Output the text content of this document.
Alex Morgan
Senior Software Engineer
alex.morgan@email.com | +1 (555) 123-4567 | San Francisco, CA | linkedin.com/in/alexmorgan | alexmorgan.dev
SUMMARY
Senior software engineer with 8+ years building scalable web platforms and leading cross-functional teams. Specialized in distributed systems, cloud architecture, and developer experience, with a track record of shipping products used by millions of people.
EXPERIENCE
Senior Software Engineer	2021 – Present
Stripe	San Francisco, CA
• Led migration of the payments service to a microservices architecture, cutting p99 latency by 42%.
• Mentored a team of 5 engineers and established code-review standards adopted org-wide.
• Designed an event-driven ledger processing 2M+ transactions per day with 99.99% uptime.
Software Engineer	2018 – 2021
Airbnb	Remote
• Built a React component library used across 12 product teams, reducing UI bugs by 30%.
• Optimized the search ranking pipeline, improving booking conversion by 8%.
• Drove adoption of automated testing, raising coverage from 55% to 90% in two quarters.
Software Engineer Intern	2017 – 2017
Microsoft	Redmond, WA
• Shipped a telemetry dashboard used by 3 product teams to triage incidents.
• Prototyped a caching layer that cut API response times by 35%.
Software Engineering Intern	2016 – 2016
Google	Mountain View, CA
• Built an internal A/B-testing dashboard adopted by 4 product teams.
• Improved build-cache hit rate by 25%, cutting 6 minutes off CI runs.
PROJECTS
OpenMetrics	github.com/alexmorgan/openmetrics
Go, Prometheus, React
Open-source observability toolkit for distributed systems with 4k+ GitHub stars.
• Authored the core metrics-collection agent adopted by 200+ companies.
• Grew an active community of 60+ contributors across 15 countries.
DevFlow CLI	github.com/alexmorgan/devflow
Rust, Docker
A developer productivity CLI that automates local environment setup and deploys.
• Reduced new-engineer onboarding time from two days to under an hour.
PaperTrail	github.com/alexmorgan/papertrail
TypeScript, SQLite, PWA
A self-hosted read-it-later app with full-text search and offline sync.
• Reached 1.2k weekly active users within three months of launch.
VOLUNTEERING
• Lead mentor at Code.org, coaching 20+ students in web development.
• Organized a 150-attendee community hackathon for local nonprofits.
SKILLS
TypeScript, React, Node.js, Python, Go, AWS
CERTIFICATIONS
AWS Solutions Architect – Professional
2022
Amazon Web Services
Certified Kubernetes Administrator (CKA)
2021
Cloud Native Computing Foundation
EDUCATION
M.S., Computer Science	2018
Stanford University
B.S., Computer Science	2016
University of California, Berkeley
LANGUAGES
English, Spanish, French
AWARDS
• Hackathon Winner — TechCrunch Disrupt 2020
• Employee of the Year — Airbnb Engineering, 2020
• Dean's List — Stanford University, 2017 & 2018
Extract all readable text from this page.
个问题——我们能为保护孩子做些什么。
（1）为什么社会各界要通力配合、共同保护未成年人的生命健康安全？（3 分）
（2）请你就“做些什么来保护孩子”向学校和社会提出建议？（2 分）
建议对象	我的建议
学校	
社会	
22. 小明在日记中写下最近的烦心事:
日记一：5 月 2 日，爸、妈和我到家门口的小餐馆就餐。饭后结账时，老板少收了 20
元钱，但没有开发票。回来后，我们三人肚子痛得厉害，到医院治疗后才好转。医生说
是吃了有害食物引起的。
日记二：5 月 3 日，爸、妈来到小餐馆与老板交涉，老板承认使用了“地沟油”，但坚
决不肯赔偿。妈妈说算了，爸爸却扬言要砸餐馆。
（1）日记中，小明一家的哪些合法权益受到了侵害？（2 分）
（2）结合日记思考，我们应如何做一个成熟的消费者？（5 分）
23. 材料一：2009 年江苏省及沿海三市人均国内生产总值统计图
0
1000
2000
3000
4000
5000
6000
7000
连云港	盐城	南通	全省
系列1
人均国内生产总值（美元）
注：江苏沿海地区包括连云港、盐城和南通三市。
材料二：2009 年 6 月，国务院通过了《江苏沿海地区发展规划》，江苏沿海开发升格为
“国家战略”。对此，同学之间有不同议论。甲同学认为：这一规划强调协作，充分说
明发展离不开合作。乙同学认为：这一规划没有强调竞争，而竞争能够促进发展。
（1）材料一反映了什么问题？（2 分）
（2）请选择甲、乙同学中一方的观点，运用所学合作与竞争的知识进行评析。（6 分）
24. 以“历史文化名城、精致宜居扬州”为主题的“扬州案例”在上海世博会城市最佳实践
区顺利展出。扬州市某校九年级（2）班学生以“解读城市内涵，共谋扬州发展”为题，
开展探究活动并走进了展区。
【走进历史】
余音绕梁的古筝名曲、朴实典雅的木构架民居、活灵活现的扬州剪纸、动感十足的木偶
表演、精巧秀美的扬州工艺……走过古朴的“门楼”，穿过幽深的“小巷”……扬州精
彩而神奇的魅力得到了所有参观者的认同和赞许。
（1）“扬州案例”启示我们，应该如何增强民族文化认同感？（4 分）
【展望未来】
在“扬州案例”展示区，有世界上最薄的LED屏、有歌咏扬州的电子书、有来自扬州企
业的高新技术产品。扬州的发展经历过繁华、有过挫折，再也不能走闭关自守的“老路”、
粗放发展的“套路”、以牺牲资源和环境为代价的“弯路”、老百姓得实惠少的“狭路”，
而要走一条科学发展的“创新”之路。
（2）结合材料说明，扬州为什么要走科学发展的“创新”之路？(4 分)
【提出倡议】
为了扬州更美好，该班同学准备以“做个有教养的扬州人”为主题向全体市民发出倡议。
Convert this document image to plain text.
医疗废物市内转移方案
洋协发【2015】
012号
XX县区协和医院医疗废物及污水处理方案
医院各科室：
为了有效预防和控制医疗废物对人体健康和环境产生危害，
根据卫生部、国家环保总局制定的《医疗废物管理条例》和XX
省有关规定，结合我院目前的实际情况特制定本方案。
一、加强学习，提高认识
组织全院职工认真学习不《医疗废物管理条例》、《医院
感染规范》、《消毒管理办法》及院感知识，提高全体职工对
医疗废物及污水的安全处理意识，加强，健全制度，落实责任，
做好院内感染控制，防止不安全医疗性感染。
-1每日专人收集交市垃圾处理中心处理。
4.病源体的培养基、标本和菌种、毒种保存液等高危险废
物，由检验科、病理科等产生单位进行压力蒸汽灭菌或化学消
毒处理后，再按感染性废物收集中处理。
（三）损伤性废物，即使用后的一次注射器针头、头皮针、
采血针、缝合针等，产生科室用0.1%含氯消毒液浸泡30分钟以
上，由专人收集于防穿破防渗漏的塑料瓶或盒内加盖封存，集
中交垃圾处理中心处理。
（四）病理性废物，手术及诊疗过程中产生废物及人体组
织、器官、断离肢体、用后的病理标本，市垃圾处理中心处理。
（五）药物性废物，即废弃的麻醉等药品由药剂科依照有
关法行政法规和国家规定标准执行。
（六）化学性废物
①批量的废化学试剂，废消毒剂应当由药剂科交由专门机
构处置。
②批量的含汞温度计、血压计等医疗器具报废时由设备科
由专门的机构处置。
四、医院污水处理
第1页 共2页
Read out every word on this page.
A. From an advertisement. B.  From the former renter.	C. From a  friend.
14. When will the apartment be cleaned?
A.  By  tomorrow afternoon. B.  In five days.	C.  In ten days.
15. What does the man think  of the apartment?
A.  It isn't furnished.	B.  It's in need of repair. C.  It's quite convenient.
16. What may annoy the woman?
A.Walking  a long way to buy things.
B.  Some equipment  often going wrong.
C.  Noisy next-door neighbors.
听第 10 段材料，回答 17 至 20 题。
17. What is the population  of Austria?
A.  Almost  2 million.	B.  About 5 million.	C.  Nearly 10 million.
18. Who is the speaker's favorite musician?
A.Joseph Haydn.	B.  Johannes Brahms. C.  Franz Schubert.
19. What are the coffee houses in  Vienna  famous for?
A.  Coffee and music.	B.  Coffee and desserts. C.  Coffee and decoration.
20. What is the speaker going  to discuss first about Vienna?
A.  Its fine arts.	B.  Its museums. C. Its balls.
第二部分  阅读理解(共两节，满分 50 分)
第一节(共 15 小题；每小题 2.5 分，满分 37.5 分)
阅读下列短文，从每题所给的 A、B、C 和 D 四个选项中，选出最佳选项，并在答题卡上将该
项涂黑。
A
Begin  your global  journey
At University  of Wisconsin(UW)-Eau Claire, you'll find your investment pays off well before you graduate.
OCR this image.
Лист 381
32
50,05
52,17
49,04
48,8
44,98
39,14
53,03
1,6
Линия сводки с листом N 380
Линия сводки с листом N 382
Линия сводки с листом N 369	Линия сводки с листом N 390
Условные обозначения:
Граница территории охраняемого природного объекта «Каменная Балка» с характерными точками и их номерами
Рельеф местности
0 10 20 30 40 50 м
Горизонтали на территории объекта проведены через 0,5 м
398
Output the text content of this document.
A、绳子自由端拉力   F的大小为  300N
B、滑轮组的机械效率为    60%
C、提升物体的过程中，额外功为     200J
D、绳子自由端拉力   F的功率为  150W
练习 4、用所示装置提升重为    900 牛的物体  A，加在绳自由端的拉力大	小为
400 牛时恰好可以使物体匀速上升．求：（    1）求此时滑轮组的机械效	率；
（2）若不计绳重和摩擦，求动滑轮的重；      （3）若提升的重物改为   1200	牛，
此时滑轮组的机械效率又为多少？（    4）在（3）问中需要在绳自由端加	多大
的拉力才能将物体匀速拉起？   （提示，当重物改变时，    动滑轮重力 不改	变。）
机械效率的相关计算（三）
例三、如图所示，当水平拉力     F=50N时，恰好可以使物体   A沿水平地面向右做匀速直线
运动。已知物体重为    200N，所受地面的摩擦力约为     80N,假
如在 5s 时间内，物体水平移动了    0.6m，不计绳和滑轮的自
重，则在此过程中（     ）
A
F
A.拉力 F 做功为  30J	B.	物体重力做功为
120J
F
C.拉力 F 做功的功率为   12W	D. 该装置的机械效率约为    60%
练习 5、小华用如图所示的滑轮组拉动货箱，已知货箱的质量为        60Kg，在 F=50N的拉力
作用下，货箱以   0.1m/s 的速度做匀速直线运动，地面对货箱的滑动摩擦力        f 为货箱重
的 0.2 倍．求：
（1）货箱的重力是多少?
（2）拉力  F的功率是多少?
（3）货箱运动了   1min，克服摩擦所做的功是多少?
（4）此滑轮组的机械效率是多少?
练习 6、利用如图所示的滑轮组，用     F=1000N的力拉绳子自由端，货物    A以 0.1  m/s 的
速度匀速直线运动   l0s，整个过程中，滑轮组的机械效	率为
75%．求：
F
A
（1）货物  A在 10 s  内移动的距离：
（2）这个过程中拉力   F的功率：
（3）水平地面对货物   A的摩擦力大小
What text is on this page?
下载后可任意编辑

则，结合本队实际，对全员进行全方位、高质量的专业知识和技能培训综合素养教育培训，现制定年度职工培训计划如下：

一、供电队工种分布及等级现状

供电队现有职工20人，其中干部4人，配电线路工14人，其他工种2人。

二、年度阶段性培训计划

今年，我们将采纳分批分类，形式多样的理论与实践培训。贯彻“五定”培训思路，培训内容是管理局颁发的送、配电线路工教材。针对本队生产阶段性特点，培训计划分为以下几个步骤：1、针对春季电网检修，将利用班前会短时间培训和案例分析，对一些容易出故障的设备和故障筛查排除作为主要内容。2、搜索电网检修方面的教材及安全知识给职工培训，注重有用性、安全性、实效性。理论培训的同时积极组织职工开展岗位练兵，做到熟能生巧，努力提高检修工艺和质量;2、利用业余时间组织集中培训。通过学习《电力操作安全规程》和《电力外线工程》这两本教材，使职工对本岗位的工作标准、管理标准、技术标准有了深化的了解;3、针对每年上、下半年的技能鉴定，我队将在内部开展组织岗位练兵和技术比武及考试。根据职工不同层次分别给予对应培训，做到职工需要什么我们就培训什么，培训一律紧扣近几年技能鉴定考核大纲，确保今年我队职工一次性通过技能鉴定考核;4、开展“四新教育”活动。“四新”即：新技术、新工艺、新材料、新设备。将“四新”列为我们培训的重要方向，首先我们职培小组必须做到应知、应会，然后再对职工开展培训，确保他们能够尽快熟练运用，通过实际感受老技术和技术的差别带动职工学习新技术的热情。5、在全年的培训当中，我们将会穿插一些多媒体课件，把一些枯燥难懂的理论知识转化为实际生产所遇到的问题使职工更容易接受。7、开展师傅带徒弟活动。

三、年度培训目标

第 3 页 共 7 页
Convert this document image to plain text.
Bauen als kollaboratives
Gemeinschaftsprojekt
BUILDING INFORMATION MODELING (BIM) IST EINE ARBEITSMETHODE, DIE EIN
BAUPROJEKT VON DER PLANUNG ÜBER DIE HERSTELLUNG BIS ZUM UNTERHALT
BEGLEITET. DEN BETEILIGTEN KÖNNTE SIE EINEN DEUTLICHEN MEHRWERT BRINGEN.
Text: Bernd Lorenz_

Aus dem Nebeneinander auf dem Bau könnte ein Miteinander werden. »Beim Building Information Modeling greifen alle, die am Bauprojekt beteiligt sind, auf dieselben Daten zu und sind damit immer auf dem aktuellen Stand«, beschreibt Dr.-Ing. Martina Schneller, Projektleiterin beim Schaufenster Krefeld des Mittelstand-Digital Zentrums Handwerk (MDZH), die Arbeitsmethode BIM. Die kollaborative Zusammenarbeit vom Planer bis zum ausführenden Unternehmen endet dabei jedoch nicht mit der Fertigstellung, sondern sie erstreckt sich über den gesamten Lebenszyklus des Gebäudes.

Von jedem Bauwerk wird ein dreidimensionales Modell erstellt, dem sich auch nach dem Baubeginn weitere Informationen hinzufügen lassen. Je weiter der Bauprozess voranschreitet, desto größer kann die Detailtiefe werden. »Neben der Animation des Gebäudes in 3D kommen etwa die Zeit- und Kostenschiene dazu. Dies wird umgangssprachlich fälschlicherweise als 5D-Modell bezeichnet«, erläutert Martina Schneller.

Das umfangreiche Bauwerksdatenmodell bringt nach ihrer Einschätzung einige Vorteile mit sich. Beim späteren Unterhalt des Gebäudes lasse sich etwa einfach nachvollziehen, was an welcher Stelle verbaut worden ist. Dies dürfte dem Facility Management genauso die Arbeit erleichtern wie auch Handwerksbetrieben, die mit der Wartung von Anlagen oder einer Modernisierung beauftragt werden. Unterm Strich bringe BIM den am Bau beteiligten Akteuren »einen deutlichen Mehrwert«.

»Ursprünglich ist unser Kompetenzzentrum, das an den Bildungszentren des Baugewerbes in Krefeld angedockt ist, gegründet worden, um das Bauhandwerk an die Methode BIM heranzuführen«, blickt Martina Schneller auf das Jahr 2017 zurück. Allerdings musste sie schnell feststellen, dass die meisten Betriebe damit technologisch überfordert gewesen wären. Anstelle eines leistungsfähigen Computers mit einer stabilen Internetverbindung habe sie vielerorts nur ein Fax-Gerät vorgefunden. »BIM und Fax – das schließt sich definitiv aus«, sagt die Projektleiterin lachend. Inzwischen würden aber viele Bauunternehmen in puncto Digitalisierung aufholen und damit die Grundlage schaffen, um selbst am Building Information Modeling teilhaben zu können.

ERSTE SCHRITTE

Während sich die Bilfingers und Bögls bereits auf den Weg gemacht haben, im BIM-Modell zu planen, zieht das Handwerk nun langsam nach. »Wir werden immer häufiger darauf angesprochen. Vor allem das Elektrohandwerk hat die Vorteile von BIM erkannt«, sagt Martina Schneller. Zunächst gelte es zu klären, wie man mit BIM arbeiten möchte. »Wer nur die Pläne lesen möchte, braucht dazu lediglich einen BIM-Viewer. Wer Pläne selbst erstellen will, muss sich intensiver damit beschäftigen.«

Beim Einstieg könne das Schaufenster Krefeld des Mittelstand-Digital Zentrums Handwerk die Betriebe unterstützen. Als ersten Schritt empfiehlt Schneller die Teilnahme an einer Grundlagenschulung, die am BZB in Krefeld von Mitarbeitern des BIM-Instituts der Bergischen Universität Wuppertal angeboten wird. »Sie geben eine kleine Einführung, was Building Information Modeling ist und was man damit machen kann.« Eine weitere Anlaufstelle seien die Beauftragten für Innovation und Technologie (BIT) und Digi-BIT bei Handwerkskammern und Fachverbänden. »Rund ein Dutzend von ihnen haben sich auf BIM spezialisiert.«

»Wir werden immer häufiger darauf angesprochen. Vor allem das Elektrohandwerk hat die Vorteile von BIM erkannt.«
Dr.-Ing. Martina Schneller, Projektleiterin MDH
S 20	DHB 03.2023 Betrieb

════════════════════

** Given instruction **
Pull out all lines containing "going".

** In response **
B.  Some equipment  often going wrong.
20. What is the speaker going  to discuss first about Vienna?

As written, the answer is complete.